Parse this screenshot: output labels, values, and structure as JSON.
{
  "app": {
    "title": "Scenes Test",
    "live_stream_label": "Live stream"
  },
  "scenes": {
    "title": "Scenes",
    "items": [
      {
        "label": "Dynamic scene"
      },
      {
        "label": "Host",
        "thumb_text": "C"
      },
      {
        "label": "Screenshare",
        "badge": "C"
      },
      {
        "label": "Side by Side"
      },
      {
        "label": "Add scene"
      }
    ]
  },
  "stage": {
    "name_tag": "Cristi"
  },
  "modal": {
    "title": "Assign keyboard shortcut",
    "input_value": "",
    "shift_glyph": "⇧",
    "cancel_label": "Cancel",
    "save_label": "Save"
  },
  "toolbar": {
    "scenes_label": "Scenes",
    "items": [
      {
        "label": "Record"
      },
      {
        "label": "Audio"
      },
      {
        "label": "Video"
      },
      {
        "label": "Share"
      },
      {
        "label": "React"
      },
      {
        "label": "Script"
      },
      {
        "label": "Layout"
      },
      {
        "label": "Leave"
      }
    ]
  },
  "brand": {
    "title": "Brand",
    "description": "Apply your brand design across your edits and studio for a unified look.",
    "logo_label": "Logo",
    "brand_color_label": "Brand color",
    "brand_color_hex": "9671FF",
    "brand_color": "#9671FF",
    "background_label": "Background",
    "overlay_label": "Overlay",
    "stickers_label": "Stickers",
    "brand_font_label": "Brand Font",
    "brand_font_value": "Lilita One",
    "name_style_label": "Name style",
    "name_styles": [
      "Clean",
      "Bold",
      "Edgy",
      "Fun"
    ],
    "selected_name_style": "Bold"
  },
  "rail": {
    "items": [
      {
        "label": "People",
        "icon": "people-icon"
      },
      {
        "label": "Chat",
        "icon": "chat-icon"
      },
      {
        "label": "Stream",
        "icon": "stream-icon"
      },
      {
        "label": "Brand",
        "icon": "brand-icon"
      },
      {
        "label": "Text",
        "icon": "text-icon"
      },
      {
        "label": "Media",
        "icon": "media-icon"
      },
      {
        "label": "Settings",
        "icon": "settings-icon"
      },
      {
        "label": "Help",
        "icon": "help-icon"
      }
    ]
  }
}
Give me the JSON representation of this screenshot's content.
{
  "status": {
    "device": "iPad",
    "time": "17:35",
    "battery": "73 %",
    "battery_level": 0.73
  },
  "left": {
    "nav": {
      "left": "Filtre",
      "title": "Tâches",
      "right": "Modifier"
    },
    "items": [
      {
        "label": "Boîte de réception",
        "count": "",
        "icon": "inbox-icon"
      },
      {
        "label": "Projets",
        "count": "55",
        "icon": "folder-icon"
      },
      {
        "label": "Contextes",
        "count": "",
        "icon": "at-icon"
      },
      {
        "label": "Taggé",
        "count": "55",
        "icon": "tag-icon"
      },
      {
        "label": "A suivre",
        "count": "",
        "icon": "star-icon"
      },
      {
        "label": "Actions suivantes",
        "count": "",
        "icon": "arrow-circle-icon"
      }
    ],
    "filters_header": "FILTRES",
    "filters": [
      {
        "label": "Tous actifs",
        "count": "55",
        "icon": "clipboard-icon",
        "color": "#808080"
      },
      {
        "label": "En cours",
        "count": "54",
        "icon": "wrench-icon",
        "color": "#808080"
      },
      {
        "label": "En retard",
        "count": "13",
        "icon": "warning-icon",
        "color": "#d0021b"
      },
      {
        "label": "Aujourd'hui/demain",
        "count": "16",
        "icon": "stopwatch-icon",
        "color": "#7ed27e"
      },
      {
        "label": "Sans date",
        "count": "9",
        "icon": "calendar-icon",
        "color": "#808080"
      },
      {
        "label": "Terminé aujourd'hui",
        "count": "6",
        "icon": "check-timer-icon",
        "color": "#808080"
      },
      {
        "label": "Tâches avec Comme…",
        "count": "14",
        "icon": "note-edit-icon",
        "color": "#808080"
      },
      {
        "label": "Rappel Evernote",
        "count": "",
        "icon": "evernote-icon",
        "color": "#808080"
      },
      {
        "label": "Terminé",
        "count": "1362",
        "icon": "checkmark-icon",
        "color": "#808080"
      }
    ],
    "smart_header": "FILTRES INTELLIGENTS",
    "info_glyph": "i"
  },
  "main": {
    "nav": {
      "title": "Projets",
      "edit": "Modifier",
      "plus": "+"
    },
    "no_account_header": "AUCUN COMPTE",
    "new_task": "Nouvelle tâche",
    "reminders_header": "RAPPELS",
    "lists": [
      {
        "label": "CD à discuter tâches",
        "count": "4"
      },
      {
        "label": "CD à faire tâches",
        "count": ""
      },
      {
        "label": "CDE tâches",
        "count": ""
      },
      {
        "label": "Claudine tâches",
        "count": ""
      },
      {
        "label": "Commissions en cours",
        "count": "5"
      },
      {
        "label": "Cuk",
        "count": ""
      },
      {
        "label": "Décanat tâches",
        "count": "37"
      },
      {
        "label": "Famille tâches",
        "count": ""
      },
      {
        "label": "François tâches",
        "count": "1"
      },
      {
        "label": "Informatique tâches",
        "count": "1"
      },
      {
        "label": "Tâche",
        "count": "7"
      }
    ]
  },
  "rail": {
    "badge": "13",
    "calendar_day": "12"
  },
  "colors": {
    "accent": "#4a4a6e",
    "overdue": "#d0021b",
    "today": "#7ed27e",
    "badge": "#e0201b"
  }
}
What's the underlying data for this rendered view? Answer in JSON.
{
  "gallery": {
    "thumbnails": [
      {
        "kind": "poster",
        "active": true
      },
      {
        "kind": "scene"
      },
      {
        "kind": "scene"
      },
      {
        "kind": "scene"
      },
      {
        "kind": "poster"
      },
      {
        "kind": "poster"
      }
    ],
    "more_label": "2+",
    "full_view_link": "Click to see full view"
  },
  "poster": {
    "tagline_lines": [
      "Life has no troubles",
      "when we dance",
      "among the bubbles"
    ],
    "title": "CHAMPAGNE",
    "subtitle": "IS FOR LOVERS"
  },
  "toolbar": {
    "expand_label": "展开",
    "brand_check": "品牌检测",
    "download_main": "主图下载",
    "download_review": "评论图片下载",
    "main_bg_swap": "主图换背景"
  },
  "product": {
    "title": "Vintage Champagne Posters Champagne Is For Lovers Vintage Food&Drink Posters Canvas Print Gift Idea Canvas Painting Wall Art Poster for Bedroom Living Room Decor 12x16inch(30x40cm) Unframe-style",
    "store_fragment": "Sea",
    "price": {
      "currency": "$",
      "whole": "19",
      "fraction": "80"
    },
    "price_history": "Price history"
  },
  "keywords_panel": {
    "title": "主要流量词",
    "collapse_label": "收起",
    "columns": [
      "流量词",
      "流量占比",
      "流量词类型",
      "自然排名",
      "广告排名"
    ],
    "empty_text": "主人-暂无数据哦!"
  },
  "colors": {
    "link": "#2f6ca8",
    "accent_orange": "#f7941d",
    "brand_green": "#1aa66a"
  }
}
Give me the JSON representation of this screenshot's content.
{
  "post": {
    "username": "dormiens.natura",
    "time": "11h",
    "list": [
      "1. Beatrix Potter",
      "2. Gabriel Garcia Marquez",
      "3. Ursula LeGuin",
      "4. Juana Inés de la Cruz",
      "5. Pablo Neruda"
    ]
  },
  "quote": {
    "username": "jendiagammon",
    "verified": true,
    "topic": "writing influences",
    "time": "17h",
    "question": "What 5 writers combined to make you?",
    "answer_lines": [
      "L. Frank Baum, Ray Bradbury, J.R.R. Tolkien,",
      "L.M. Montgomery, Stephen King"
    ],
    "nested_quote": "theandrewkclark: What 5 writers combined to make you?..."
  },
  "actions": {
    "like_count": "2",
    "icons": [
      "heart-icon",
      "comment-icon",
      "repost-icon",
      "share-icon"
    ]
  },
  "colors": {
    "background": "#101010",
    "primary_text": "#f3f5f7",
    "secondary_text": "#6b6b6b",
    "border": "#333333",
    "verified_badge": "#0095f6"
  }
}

* GOAL: Lines holding the word "Terminé" in the entries above are the ones to pull out. Copy them all.

* EXPECTED OUTPUT:
        "label": "Terminé aujourd'hui",
        "label": "Terminé",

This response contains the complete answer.